**What you have to do**
Lines containing the string "Nové" are to be counted. Write only how many there are.

**Exercise input**
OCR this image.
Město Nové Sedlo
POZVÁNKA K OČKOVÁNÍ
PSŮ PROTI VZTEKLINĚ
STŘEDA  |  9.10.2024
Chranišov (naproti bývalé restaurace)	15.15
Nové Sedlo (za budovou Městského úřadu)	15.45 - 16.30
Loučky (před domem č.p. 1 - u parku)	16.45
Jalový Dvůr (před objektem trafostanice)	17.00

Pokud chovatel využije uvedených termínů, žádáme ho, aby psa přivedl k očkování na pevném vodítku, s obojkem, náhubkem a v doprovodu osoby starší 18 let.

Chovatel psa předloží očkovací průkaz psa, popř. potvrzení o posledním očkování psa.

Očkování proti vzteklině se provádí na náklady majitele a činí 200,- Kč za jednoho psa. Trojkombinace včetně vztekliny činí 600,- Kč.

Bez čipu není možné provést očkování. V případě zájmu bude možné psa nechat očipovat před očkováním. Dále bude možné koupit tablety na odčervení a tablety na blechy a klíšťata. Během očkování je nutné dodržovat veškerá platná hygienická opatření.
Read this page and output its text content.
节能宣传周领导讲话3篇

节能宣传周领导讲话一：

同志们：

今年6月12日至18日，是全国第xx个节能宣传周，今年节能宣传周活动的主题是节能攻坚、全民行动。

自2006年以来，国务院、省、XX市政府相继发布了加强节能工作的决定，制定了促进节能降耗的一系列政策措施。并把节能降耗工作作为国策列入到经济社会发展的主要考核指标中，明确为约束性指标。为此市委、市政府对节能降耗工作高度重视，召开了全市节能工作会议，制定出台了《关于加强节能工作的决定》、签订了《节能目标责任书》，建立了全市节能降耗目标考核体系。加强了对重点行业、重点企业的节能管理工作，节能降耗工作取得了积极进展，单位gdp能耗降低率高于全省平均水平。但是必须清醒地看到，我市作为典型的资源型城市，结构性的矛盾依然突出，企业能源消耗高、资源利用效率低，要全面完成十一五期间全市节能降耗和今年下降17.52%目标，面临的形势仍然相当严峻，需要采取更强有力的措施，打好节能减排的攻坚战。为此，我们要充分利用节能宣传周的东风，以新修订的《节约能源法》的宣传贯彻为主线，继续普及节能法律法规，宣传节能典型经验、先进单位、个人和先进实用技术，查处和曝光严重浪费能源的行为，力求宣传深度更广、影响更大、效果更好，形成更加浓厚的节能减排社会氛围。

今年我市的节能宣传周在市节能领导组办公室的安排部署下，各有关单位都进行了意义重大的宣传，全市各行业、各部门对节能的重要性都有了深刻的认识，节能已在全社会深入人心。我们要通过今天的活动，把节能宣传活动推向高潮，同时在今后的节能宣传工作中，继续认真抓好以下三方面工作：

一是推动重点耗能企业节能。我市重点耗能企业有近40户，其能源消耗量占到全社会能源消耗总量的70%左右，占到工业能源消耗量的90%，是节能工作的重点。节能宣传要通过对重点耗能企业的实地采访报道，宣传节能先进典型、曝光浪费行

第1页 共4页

**Solution for this problem**
2